◆ Exercise aim
What is needed here is an exact copy of every entry.

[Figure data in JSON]
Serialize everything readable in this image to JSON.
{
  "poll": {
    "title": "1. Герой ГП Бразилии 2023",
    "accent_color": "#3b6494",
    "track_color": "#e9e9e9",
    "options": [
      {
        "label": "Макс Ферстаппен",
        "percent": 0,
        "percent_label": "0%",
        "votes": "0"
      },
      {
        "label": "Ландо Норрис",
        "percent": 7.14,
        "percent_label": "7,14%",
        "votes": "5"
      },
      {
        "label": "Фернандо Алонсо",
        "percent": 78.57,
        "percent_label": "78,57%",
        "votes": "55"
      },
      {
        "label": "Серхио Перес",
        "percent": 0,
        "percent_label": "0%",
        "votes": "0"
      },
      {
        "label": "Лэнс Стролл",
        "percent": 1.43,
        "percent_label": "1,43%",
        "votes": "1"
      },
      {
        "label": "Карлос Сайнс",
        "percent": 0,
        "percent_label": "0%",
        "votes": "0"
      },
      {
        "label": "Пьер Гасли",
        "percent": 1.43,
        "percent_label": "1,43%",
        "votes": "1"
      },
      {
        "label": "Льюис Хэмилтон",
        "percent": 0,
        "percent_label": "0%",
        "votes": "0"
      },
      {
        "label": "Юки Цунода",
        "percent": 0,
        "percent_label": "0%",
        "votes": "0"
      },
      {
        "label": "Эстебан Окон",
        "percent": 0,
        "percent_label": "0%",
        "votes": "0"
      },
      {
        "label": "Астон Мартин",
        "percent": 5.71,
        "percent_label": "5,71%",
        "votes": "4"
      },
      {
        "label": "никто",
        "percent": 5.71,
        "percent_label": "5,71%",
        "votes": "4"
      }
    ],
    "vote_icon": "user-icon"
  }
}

◆ Final result
Serialize everything readable in this image to JSON.
{
  "poll": {
    "title": "1. Герой ГП Бразилии 2023",
    "accent_color": "#3b6494",
    "track_color": "#e9e9e9",
    "options": [
      {
        "label": "Макс Ферстаппен",
        "percent": 0,
        "percent_label": "0%",
        "votes": "0"
      },
      {
        "label": "Ландо Норрис",
        "percent": 7.14,
        "percent_label": "7,14%",
        "votes": "5"
      },
      {
        "label": "Фернандо Алонсо",
        "percent": 78.57,
        "percent_label": "78,57%",
        "votes": "55"
      },
      {
        "label": "Серхио Перес",
        "percent": 0,
        "percent_label": "0%",
        "votes": "0"
      },
      {
        "label": "Лэнс Стролл",
        "percent": 1.43,
        "percent_label": "1,43%",
        "votes": "1"
      },
      {
        "label": "Карлос Сайнс",
        "percent": 0,
        "percent_label": "0%",
        "votes": "0"
      },
      {
        "label": "Пьер Гасли",
        "percent": 1.43,
        "percent_label": "1,43%",
        "votes": "1"
      },
      {
        "label": "Льюис Хэмилтон",
        "percent": 0,
        "percent_label": "0%",
        "votes": "0"
      },
      {
        "label": "Юки Цунода",
        "percent": 0,
        "percent_label": "0%",
        "votes": "0"
      },
      {
        "label": "Эстебан Окон",
        "percent": 0,
        "percent_label": "0%",
        "votes": "0"
      },
      {
        "label": "Астон Мартин",
        "percent": 5.71,
        "percent_label": "5,71%",
        "votes": "4"
      },
      {
        "label": "никто",
        "percent": 5.71,
        "percent_label": "5,71%",
        "votes": "4"
      }
    ],
    "vote_icon": "user-icon"
  }
}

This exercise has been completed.